# start of Given entries

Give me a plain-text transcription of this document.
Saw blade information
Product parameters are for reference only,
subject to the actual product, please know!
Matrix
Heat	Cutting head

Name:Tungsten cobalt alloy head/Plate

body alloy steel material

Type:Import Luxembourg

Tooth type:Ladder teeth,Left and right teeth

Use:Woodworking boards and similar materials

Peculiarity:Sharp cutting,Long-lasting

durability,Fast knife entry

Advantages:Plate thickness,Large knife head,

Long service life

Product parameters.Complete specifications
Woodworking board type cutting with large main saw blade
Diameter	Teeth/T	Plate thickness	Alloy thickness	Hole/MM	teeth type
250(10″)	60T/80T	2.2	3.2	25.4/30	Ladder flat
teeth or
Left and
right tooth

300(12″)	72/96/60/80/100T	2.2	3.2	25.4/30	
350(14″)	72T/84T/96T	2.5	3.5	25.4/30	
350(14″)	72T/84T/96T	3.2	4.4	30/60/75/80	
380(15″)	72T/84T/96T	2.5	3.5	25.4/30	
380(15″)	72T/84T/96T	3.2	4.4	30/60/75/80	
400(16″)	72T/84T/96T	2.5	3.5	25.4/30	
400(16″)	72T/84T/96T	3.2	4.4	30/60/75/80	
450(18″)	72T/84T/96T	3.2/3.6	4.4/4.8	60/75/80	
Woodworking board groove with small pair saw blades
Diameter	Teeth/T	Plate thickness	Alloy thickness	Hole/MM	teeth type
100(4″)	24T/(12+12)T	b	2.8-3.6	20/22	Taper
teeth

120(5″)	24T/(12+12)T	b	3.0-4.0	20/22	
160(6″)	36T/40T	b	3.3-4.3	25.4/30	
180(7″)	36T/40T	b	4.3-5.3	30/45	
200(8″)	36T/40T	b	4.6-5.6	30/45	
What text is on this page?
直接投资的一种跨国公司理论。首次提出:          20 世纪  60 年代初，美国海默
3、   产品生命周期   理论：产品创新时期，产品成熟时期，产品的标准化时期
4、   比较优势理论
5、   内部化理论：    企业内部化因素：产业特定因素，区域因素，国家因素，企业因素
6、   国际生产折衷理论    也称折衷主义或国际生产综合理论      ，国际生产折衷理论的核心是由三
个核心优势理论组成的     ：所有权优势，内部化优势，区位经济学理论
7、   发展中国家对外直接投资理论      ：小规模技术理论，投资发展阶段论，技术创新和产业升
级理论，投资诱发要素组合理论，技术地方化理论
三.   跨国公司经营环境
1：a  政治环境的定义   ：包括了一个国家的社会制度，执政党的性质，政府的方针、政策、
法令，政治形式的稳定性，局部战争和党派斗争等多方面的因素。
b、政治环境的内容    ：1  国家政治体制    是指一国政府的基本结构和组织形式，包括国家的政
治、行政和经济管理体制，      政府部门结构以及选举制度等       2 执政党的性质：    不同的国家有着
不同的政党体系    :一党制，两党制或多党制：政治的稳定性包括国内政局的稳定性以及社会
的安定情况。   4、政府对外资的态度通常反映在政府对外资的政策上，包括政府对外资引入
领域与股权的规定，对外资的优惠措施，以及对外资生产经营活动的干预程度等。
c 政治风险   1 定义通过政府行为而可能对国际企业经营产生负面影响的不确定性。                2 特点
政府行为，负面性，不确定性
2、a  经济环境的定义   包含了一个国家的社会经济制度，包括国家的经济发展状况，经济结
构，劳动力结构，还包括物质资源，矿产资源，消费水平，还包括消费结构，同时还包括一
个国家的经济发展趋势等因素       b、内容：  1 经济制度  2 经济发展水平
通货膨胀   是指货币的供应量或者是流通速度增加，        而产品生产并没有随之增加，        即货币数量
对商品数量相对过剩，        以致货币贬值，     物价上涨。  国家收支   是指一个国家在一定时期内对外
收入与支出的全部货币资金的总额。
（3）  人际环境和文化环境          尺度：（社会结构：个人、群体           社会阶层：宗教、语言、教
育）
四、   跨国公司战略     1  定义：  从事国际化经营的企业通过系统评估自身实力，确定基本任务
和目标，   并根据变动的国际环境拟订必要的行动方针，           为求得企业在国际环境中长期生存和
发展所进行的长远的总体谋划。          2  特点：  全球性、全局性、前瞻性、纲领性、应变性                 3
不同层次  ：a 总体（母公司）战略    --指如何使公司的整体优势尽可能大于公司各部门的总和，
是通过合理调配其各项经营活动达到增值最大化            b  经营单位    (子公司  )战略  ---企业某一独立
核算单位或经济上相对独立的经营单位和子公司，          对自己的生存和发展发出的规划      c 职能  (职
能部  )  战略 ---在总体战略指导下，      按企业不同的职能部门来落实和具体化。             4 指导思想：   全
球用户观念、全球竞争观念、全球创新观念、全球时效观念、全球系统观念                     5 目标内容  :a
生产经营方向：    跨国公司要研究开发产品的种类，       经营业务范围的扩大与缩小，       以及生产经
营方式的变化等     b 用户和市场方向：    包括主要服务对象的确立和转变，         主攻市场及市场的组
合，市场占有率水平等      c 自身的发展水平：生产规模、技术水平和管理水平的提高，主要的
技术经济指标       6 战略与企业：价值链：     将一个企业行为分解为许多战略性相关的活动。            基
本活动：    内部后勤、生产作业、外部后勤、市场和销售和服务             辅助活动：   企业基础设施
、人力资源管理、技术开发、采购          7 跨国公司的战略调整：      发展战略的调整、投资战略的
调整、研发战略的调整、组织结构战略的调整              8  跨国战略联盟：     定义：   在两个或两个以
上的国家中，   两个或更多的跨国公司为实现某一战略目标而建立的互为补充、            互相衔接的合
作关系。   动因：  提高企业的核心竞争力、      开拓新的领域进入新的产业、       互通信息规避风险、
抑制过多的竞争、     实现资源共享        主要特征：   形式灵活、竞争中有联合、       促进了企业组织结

# end of Given entries

- What is needed
Copy every line from the records above that contains the word "this".

- Task solution
Give me a plain-text transcription of this document.
What text is on this page?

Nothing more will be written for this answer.